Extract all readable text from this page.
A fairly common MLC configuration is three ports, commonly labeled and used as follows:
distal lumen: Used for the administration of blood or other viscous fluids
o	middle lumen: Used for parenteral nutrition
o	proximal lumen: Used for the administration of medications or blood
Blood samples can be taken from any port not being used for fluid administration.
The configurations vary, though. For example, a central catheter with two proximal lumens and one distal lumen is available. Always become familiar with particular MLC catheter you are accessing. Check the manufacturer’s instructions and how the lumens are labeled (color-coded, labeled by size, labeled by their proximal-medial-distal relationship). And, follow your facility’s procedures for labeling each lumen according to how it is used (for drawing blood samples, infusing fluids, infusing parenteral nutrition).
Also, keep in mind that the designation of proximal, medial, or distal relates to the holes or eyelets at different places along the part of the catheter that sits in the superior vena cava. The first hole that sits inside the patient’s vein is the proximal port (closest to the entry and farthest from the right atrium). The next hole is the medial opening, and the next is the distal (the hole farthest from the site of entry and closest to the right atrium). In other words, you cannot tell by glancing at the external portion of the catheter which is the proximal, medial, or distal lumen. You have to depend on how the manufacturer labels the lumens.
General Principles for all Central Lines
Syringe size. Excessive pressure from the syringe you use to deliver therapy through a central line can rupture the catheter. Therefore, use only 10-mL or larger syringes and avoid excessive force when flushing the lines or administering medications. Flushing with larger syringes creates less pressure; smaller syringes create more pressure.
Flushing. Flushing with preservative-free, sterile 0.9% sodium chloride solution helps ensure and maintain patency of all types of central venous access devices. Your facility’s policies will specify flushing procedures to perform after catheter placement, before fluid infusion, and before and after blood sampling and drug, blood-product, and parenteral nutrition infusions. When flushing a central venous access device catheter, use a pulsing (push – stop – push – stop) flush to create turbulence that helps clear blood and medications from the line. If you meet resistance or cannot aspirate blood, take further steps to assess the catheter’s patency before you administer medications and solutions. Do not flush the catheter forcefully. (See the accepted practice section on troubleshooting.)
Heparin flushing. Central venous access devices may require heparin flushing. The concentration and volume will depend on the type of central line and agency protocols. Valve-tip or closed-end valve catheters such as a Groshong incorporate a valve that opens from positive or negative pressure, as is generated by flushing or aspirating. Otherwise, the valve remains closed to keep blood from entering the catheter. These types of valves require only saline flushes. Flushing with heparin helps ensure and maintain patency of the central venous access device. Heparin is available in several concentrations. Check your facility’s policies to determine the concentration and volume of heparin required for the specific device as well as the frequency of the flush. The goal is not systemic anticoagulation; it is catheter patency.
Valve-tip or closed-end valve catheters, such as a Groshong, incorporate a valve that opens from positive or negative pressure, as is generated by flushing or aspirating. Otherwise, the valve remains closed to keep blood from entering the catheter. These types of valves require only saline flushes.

----------

→ **What you have to do**
Give the complete listing a second time, exactly as it reads.

→ **Final answer**
Extract all readable text from this page.
A fairly common MLC configuration is three ports, commonly labeled and used as follows:
distal lumen: Used for the administration of blood or other viscous fluids
o	middle lumen: Used for parenteral nutrition
o	proximal lumen: Used for the administration of medications or blood
Blood samples can be taken from any port not being used for fluid administration.
The configurations vary, though. For example, a central catheter with two proximal lumens and one distal lumen is available. Always become familiar with particular MLC catheter you are accessing. Check the manufacturer’s instructions and how the lumens are labeled (color-coded, labeled by size, labeled by their proximal-medial-distal relationship). And, follow your facility’s procedures for labeling each lumen according to how it is used (for drawing blood samples, infusing fluids, infusing parenteral nutrition).
Also, keep in mind that the designation of proximal, medial, or distal relates to the holes or eyelets at different places along the part of the catheter that sits in the superior vena cava. The first hole that sits inside the patient’s vein is the proximal port (closest to the entry and farthest from the right atrium). The next hole is the medial opening, and the next is the distal (the hole farthest from the site of entry and closest to the right atrium). In other words, you cannot tell by glancing at the external portion of the catheter which is the proximal, medial, or distal lumen. You have to depend on how the manufacturer labels the lumens.
General Principles for all Central Lines
Syringe size. Excessive pressure from the syringe you use to deliver therapy through a central line can rupture the catheter. Therefore, use only 10-mL or larger syringes and avoid excessive force when flushing the lines or administering medications. Flushing with larger syringes creates less pressure; smaller syringes create more pressure.
Flushing. Flushing with preservative-free, sterile 0.9% sodium chloride solution helps ensure and maintain patency of all types of central venous access devices. Your facility’s policies will specify flushing procedures to perform after catheter placement, before fluid infusion, and before and after blood sampling and drug, blood-product, and parenteral nutrition infusions. When flushing a central venous access device catheter, use a pulsing (push – stop – push – stop) flush to create turbulence that helps clear blood and medications from the line. If you meet resistance or cannot aspirate blood, take further steps to assess the catheter’s patency before you administer medications and solutions. Do not flush the catheter forcefully. (See the accepted practice section on troubleshooting.)
Heparin flushing. Central venous access devices may require heparin flushing. The concentration and volume will depend on the type of central line and agency protocols. Valve-tip or closed-end valve catheters such as a Groshong incorporate a valve that opens from positive or negative pressure, as is generated by flushing or aspirating. Otherwise, the valve remains closed to keep blood from entering the catheter. These types of valves require only saline flushes. Flushing with heparin helps ensure and maintain patency of the central venous access device. Heparin is available in several concentrations. Check your facility’s policies to determine the concentration and volume of heparin required for the specific device as well as the frequency of the flush. The goal is not systemic anticoagulation; it is catheter patency.
Valve-tip or closed-end valve catheters, such as a Groshong, incorporate a valve that opens from positive or negative pressure, as is generated by flushing or aspirating. Otherwise, the valve remains closed to keep blood from entering the catheter. These types of valves require only saline flushes.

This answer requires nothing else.